§ **REQUIRED TASKS**
[a] From the Stanford graduation essay, copy the passage from "My momentous summer" to "pointed toward Alcatraz." with no changes.
[b] According to the Stanford graduation essay, how long was the sailboat to be sailed in the San Francisco-Kauai race?

§ **PROVIDED PASSAGE**
··········

When I was 6, I snuck into my parents’ bedroom early one morning armed with a trumpet. Stifling a huge grin so that I could get the mouthpiece working, I lifted the bell of the horn inches from the head of my peacefully snoring father and blew a loud wavering note that would have done damage at Jericho. He not only awoke, shouting, but vaulted off the opposite side of the bed taking my mother with him. The whole Cuban missile crises thing had made the atmosphere a little tense.

It was with that same suddenness that it occurred to me a couple of Fridays back, as I was sailing around the San Francisco Bay with my co-workers, that I had never attended a Stanford graduation, a thought not as random as it may first appear. And before my US history and music professors can shout, “I told you so!” I hasten to add that I completed all the course work; I just didn’t get to the ceremony.

Love. Adventure. Sappy dialogue. High seas drama.  An emotional Armageddon which I had been sure would haunt me every day for the rest of my life. Much of which I had completely forgotten.

My momentous summer of discontent had been sleeping soundly for decades and had even slumbered peacefully through a week’s worth of calls to fellow Stanford grads pitching our 30th reunion (“Ed who?”).  But as the skipper of our 51 foot ketch asked our team if we would rather scoot out under the Golden Gate for a bit, or head down toward Alcatraz, it awoke. Knowing the water under the bridge could be a bit dicey, I pointed toward Alcatraz.

At the root of it all, of course, was a girl. My senior year, I was smitten –waist deep in love with a mesmerizing junior who loved me almost as much as the guy she would eventually marry. My obsession with her was to good judgment what fog, a moonless night, and an Epileptic seizure is to navigating with a sextant.  On the morning of graduation, while all my classmates were slipping into caps and gowns, contemplating their soon-to-be roles as healers, financial movers and shakers, technology innovators, and inspirational political leaders, I was climbing into foul weather gear getting ready to sail a 39-foot sailboat on the San Francisco-Kauai race, thinking only of the girl.

My mother was crying. She had been beaming after mistakenly identifying a meticulously prepared 62’ ketch for my boat. She realized her mistake when she saw the crew of the boat next to it start to wave me over. It was ½ the size of the immaculate ketch, crates of oranges on the deck, bags of food yet to be stowed, a guy hoisted in the rigging, swearing, making a last minute repair.  My father asked where the closest pay phone was so he could quickly call and double my insurance policy. He was also making references to wanting a refund for missing a graduation he had paid a lot of good money (4 years tuition) to see.

For my part, all I really remember was sitting at the bow of the boat on a pile of sail bags, mistakenly thinking I was alone with my heartthrob, waxing poetically why we should be together until the end of time, or at least through August.  Mercifully, my mind has blocked out the majority of what I said. However, there was one point in the conversation when I responded to her insistence that she did love me (though she was heading off to live with another guy for the summer or until the end of time) by handing her a plane ticket and asking her to meet up with me in Kauai. “The proof is in the pudding.” I still get mild abdominal pains at the thought that I actually said that. With lines like that, even I would leave me.

··········

§ **RECORD SET**
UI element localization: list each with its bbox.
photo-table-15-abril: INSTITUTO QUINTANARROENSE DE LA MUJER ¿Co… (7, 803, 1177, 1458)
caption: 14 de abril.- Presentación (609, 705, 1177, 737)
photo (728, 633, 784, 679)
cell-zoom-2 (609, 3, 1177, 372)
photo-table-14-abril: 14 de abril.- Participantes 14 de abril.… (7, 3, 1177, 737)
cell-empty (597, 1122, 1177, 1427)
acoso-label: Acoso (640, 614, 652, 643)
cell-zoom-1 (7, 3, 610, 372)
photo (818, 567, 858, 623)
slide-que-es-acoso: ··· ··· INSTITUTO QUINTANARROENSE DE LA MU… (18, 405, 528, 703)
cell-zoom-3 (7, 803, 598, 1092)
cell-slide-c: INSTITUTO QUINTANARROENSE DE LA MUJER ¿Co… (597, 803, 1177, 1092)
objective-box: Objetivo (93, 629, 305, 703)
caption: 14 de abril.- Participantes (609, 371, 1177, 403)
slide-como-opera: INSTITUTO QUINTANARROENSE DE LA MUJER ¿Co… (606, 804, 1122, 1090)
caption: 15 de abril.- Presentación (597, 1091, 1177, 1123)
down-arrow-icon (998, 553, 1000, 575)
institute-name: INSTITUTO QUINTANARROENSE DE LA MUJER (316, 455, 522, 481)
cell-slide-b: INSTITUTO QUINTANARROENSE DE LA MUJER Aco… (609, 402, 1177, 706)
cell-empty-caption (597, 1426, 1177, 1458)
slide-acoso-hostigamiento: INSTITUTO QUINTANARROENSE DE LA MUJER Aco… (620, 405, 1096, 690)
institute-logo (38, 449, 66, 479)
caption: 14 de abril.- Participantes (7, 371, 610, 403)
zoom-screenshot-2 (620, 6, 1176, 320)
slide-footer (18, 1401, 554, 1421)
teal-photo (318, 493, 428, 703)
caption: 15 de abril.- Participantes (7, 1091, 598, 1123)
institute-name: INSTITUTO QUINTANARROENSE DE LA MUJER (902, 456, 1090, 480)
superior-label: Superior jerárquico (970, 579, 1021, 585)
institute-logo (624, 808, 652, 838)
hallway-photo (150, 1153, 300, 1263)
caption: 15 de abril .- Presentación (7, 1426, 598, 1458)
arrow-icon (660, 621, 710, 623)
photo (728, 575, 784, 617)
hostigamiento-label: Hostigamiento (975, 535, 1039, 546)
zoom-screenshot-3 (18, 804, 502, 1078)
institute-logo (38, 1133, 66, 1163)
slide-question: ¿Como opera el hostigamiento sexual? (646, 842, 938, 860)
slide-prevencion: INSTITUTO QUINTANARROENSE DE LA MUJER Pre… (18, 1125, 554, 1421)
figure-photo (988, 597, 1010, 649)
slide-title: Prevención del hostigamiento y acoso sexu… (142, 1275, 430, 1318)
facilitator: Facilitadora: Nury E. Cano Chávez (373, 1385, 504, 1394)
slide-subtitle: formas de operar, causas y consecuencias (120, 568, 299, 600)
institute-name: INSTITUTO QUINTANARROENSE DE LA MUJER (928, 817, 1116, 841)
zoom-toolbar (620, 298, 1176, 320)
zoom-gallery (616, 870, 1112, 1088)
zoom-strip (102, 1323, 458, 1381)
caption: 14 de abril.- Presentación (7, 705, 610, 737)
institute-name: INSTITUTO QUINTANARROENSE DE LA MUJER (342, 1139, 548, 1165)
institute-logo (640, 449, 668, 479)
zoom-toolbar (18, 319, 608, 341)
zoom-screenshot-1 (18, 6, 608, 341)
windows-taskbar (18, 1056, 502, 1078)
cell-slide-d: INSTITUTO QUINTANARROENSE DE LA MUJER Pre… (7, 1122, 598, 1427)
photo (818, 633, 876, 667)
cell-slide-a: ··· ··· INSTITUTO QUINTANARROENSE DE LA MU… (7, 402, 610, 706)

··········

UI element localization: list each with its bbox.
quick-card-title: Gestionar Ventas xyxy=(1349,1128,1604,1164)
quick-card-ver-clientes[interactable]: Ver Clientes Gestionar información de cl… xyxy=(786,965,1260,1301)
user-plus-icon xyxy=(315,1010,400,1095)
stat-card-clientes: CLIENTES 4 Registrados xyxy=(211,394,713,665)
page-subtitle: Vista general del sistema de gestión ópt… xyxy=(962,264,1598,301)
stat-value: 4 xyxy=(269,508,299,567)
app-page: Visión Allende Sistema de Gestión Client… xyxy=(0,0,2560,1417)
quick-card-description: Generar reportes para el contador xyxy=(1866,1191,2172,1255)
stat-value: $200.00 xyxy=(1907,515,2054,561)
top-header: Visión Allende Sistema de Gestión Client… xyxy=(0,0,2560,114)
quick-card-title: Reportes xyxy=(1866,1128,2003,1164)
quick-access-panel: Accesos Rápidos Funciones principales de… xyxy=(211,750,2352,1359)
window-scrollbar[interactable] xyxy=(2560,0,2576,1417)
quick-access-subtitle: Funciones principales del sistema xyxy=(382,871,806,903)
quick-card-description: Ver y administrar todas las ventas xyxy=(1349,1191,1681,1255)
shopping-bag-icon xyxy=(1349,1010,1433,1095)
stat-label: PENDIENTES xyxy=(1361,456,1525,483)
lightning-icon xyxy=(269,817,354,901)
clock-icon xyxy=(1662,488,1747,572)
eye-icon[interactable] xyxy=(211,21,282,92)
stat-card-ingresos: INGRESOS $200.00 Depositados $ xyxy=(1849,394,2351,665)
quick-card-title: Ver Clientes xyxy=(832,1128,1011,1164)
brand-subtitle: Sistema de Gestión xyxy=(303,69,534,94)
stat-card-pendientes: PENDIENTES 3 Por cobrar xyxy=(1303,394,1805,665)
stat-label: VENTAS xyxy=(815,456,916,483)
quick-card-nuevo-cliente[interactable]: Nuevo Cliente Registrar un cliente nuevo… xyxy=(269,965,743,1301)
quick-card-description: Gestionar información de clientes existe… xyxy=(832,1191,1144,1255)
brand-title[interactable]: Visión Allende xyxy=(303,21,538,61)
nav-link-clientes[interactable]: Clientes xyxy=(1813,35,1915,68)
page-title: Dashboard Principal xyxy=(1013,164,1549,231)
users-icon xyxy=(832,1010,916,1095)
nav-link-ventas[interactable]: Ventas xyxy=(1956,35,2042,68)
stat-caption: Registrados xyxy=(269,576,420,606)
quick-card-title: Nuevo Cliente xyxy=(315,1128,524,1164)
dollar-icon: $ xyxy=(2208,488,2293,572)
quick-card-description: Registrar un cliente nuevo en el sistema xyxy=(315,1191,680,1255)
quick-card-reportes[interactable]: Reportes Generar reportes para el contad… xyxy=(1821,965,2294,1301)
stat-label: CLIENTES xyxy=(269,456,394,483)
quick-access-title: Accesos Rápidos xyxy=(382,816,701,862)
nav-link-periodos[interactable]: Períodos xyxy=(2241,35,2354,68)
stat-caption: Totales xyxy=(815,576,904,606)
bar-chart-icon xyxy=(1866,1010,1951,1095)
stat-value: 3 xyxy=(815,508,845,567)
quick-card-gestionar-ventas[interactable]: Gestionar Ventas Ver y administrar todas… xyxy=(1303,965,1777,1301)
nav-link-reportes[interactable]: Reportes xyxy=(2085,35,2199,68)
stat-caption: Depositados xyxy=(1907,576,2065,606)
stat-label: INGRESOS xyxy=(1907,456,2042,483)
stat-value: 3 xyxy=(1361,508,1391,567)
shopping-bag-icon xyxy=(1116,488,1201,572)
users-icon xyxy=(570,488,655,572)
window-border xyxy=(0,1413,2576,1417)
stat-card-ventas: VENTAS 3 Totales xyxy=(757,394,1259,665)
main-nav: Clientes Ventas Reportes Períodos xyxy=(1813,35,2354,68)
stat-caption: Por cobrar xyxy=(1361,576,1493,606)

··········

§ **RESULTS BY TASK**
[a]
My momentous summer of discontent had been sleeping soundly for decades and had even slumbered peacefully through a week’s worth of calls to fellow Stanford grads pitching our 30th reunion (“Ed who?”).  But as the skipper of our 51 foot ketch asked our team if we would rather scoot out under the Golden Gate for a bit, or head down toward Alcatraz, it awoke. Knowing the water under the bridge could be a bit dicey, I pointed toward Alcatraz.

[b] It was a 39-foot sailboat.